## [Task objective]
Extract the complete listing and repeat it word for word.
----
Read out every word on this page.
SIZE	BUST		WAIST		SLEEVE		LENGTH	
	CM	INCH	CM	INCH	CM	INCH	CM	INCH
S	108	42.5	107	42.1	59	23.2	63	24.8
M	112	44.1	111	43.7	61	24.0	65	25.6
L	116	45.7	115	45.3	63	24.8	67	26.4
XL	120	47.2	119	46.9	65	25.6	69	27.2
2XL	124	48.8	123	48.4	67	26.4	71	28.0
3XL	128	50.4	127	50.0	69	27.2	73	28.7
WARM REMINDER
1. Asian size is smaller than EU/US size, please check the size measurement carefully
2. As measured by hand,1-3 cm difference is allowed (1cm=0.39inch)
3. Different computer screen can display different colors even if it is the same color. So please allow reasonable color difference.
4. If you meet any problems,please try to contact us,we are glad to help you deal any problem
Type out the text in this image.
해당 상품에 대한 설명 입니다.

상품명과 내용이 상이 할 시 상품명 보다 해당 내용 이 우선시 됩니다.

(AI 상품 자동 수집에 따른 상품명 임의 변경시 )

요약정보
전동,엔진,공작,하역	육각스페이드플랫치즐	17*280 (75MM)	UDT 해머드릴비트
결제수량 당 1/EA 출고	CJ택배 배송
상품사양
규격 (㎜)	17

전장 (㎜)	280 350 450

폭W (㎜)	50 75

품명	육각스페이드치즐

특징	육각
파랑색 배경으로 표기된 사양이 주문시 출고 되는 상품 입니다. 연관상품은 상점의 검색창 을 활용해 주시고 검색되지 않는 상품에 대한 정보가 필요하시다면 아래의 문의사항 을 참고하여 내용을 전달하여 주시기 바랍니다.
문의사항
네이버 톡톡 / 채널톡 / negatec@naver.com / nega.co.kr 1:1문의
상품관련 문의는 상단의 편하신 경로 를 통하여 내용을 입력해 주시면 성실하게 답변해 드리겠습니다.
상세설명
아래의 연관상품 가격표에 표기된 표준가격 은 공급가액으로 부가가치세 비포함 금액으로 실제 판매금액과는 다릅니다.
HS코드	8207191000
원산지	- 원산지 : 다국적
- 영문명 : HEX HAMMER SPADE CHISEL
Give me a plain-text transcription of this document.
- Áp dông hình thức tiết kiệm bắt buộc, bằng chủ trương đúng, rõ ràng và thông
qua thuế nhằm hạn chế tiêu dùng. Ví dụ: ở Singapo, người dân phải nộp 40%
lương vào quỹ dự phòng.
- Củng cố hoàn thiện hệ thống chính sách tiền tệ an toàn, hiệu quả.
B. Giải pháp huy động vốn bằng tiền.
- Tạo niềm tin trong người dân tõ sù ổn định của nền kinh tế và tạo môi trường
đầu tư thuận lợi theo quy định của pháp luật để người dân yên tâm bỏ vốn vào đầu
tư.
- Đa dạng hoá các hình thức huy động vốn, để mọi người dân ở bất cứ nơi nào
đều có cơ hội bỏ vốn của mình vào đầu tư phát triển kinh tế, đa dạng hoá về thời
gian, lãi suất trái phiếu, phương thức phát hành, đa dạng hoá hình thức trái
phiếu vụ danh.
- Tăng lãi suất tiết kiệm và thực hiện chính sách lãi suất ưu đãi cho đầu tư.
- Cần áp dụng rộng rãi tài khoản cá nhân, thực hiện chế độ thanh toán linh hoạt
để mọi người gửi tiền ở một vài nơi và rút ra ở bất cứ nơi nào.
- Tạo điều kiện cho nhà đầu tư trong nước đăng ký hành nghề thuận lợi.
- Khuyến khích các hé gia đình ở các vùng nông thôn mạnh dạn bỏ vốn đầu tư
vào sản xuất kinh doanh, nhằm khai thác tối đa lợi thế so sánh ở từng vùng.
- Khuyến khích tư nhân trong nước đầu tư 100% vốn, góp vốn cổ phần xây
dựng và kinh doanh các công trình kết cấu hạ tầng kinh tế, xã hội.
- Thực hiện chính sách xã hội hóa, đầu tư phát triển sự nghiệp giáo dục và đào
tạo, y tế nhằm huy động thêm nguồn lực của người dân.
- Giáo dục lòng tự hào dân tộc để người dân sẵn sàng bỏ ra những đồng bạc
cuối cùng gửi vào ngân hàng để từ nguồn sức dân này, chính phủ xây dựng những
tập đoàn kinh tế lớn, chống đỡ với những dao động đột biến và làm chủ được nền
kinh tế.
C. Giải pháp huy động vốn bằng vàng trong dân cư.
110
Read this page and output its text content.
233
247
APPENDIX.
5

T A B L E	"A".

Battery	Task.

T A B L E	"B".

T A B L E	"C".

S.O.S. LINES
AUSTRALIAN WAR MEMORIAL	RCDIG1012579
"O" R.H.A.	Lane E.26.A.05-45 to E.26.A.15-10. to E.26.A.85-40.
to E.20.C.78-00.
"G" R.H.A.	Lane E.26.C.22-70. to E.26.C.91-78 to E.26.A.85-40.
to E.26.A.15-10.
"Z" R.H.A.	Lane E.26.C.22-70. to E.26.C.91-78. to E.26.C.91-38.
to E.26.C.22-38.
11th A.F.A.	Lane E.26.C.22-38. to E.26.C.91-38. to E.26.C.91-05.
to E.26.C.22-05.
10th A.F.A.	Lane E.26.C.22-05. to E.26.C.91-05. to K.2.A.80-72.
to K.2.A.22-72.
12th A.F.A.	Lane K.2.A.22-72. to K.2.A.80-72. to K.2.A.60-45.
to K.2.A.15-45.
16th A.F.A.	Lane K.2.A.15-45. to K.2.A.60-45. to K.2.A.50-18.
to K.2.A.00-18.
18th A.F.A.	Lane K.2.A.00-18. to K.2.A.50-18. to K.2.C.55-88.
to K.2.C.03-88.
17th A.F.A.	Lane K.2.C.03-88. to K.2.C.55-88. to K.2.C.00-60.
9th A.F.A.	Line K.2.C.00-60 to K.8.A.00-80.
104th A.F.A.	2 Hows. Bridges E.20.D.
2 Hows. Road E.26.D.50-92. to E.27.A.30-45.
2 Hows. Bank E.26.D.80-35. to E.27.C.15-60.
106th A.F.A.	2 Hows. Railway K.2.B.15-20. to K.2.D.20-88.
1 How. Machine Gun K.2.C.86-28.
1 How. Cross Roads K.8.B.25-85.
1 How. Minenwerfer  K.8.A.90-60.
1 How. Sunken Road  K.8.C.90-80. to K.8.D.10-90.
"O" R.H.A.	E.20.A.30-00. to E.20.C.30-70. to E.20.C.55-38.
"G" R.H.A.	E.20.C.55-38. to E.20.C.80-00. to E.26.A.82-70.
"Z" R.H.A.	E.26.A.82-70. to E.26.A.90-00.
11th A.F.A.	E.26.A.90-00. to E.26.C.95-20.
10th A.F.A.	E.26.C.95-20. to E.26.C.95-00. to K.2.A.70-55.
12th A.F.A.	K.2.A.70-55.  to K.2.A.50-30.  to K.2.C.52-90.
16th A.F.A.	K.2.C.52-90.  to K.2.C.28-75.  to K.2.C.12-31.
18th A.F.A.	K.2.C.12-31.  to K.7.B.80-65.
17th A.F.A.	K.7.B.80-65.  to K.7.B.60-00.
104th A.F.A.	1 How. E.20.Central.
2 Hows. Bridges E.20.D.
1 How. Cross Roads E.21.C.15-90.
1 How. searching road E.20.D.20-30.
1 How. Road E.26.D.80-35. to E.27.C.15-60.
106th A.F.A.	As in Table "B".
----
## [Response]
Read out every word on this page.
SIZE	BUST		WAIST		SLEEVE		LENGTH	
	CM	INCH	CM	INCH	CM	INCH	CM	INCH
S	108	42.5	107	42.1	59	23.2	63	24.8
M	112	44.1	111	43.7	61	24.0	65	25.6
L	116	45.7	115	45.3	63	24.8	67	26.4
XL	120	47.2	119	46.9	65	25.6	69	27.2
2XL	124	48.8	123	48.4	67	26.4	71	28.0
3XL	128	50.4	127	50.0	69	27.2	73	28.7
WARM REMINDER
1. Asian size is smaller than EU/US size, please check the size measurement carefully
2. As measured by hand,1-3 cm difference is allowed (1cm=0.39inch)
3. Different computer screen can display different colors even if it is the same color. So please allow reasonable color difference.
4. If you meet any problems,please try to contact us,we are glad to help you deal any problem
Type out the text in this image.
해당 상품에 대한 설명 입니다.

상품명과 내용이 상이 할 시 상품명 보다 해당 내용 이 우선시 됩니다.

(AI 상품 자동 수집에 따른 상품명 임의 변경시 )

요약정보
전동,엔진,공작,하역	육각스페이드플랫치즐	17*280 (75MM)	UDT 해머드릴비트
결제수량 당 1/EA 출고	CJ택배 배송
상품사양
규격 (㎜)	17

전장 (㎜)	280 350 450

폭W (㎜)	50 75

품명	육각스페이드치즐

특징	육각
파랑색 배경으로 표기된 사양이 주문시 출고 되는 상품 입니다. 연관상품은 상점의 검색창 을 활용해 주시고 검색되지 않는 상품에 대한 정보가 필요하시다면 아래의 문의사항 을 참고하여 내용을 전달하여 주시기 바랍니다.
문의사항
네이버 톡톡 / 채널톡 / negatec@naver.com / nega.co.kr 1:1문의
상품관련 문의는 상단의 편하신 경로 를 통하여 내용을 입력해 주시면 성실하게 답변해 드리겠습니다.
상세설명
아래의 연관상품 가격표에 표기된 표준가격 은 공급가액으로 부가가치세 비포함 금액으로 실제 판매금액과는 다릅니다.
HS코드	8207191000
원산지	- 원산지 : 다국적
- 영문명 : HEX HAMMER SPADE CHISEL
Give me a plain-text transcription of this document.
- Áp dông hình thức tiết kiệm bắt buộc, bằng chủ trương đúng, rõ ràng và thông
qua thuế nhằm hạn chế tiêu dùng. Ví dụ: ở Singapo, người dân phải nộp 40%
lương vào quỹ dự phòng.
- Củng cố hoàn thiện hệ thống chính sách tiền tệ an toàn, hiệu quả.
B. Giải pháp huy động vốn bằng tiền.
- Tạo niềm tin trong người dân tõ sù ổn định của nền kinh tế và tạo môi trường
đầu tư thuận lợi theo quy định của pháp luật để người dân yên tâm bỏ vốn vào đầu
tư.
- Đa dạng hoá các hình thức huy động vốn, để mọi người dân ở bất cứ nơi nào
đều có cơ hội bỏ vốn của mình vào đầu tư phát triển kinh tế, đa dạng hoá về thời
gian, lãi suất trái phiếu, phương thức phát hành, đa dạng hoá hình thức trái
phiếu vụ danh.
- Tăng lãi suất tiết kiệm và thực hiện chính sách lãi suất ưu đãi cho đầu tư.
- Cần áp dụng rộng rãi tài khoản cá nhân, thực hiện chế độ thanh toán linh hoạt
để mọi người gửi tiền ở một vài nơi và rút ra ở bất cứ nơi nào.
- Tạo điều kiện cho nhà đầu tư trong nước đăng ký hành nghề thuận lợi.
- Khuyến khích các hé gia đình ở các vùng nông thôn mạnh dạn bỏ vốn đầu tư
vào sản xuất kinh doanh, nhằm khai thác tối đa lợi thế so sánh ở từng vùng.
- Khuyến khích tư nhân trong nước đầu tư 100% vốn, góp vốn cổ phần xây
dựng và kinh doanh các công trình kết cấu hạ tầng kinh tế, xã hội.
- Thực hiện chính sách xã hội hóa, đầu tư phát triển sự nghiệp giáo dục và đào
tạo, y tế nhằm huy động thêm nguồn lực của người dân.
- Giáo dục lòng tự hào dân tộc để người dân sẵn sàng bỏ ra những đồng bạc
cuối cùng gửi vào ngân hàng để từ nguồn sức dân này, chính phủ xây dựng những
tập đoàn kinh tế lớn, chống đỡ với những dao động đột biến và làm chủ được nền
kinh tế.
C. Giải pháp huy động vốn bằng vàng trong dân cư.
110
Read this page and output its text content.
233
247
APPENDIX.
5

T A B L E	"A".

Battery	Task.

T A B L E	"B".

T A B L E	"C".

S.O.S. LINES
AUSTRALIAN WAR MEMORIAL	RCDIG1012579
"O" R.H.A.	Lane E.26.A.05-45 to E.26.A.15-10. to E.26.A.85-40.
to E.20.C.78-00.
"G" R.H.A.	Lane E.26.C.22-70. to E.26.C.91-78 to E.26.A.85-40.
to E.26.A.15-10.
"Z" R.H.A.	Lane E.26.C.22-70. to E.26.C.91-78. to E.26.C.91-38.
to E.26.C.22-38.
11th A.F.A.	Lane E.26.C.22-38. to E.26.C.91-38. to E.26.C.91-05.
to E.26.C.22-05.
10th A.F.A.	Lane E.26.C.22-05. to E.26.C.91-05. to K.2.A.80-72.
to K.2.A.22-72.
12th A.F.A.	Lane K.2.A.22-72. to K.2.A.80-72. to K.2.A.60-45.
to K.2.A.15-45.
16th A.F.A.	Lane K.2.A.15-45. to K.2.A.60-45. to K.2.A.50-18.
to K.2.A.00-18.
18th A.F.A.	Lane K.2.A.00-18. to K.2.A.50-18. to K.2.C.55-88.
to K.2.C.03-88.
17th A.F.A.	Lane K.2.C.03-88. to K.2.C.55-88. to K.2.C.00-60.
9th A.F.A.	Line K.2.C.00-60 to K.8.A.00-80.
104th A.F.A.	2 Hows. Bridges E.20.D.
2 Hows. Road E.26.D.50-92. to E.27.A.30-45.
2 Hows. Bank E.26.D.80-35. to E.27.C.15-60.
106th A.F.A.	2 Hows. Railway K.2.B.15-20. to K.2.D.20-88.
1 How. Machine Gun K.2.C.86-28.
1 How. Cross Roads K.8.B.25-85.
1 How. Minenwerfer  K.8.A.90-60.
1 How. Sunken Road  K.8.C.90-80. to K.8.D.10-90.
"O" R.H.A.	E.20.A.30-00. to E.20.C.30-70. to E.20.C.55-38.
"G" R.H.A.	E.20.C.55-38. to E.20.C.80-00. to E.26.A.82-70.
"Z" R.H.A.	E.26.A.82-70. to E.26.A.90-00.
11th A.F.A.	E.26.A.90-00. to E.26.C.95-20.
10th A.F.A.	E.26.C.95-20. to E.26.C.95-00. to K.2.A.70-55.
12th A.F.A.	K.2.A.70-55.  to K.2.A.50-30.  to K.2.C.52-90.
16th A.F.A.	K.2.C.52-90.  to K.2.C.28-75.  to K.2.C.12-31.
18th A.F.A.	K.2.C.12-31.  to K.7.B.80-65.
17th A.F.A.	K.7.B.80-65.  to K.7.B.60-00.
104th A.F.A.	1 How. E.20.Central.
2 Hows. Bridges E.20.D.
1 How. Cross Roads E.21.C.15-90.
1 How. searching road E.20.D.20-30.
1 How. Road E.26.D.80-35. to E.27.C.15-60.
106th A.F.A.	As in Table "B".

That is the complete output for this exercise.